- **What you will do**:
Please copy every line of the records below that holds the word "BRAKE".

Collected data

<<<<

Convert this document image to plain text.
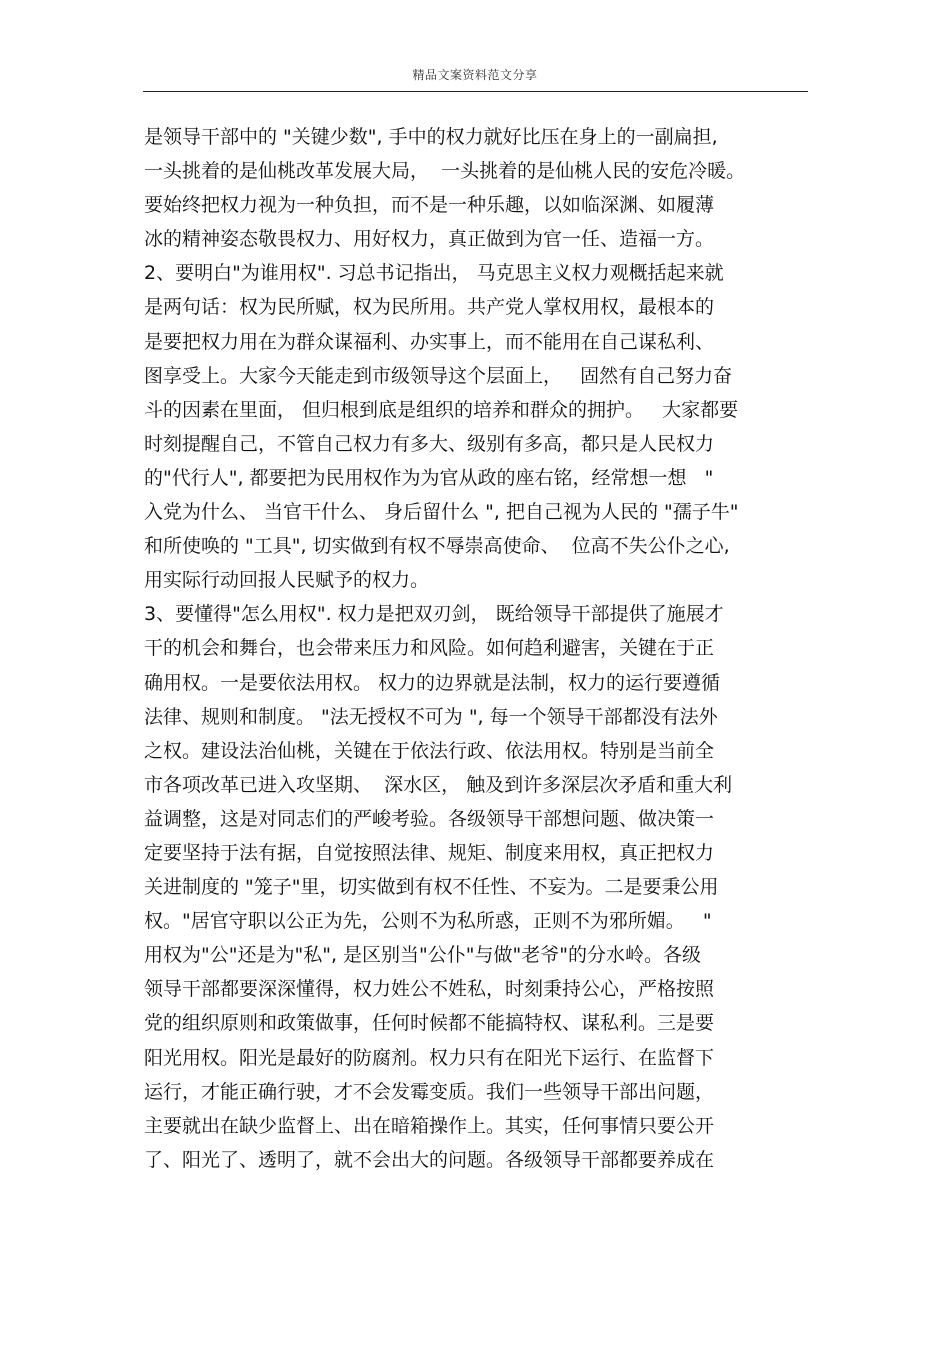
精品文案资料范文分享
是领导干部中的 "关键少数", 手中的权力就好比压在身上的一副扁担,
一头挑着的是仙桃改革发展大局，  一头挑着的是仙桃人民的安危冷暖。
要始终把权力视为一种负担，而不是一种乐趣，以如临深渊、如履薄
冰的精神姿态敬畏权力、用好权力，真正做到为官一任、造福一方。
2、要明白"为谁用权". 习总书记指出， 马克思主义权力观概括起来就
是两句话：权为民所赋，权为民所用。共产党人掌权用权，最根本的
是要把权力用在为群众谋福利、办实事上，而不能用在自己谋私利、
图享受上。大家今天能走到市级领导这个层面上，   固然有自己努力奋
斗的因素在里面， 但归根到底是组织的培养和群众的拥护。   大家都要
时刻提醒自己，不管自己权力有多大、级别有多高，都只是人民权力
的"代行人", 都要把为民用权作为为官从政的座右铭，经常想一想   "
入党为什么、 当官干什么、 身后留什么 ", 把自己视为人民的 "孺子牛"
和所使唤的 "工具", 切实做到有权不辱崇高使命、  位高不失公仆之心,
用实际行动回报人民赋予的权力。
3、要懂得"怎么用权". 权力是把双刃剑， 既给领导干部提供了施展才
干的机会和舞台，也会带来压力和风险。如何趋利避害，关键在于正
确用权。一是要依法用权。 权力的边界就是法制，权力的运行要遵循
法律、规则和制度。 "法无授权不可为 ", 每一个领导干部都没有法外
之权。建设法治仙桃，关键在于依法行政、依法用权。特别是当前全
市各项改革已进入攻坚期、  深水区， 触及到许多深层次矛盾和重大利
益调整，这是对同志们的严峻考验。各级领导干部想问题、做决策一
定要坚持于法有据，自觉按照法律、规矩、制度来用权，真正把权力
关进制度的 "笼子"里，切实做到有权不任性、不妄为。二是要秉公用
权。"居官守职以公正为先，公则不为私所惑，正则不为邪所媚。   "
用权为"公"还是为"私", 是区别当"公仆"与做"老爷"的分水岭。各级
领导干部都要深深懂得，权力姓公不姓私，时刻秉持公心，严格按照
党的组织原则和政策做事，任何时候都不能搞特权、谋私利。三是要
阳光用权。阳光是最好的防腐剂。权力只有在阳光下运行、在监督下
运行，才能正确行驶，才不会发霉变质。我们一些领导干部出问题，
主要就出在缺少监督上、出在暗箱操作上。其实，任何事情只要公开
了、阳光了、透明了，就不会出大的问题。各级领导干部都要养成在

>>>>
<<<<

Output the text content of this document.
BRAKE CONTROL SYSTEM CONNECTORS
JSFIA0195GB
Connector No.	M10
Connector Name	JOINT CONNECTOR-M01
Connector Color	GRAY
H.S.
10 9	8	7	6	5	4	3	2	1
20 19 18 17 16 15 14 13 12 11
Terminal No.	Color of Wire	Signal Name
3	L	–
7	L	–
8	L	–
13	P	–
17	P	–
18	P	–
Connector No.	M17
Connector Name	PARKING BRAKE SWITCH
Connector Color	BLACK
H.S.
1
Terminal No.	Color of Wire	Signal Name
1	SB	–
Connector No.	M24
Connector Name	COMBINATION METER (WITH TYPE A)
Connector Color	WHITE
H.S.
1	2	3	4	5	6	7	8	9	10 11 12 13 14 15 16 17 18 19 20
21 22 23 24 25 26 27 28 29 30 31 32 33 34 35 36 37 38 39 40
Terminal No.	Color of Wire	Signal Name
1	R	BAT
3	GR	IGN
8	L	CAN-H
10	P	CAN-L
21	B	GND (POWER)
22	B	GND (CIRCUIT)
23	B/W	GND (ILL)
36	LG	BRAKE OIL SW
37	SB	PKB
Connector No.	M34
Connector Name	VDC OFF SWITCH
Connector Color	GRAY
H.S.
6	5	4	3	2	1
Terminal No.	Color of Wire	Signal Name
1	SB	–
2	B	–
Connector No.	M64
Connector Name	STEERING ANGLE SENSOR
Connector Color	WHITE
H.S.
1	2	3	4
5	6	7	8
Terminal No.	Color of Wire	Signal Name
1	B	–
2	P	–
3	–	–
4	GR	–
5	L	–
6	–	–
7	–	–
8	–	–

>>>>

- **Expected answer**:
BRAKE CONTROL SYSTEM CONNECTORS
Connector Name	PARKING BRAKE SWITCH
36	LG	BRAKE OIL SW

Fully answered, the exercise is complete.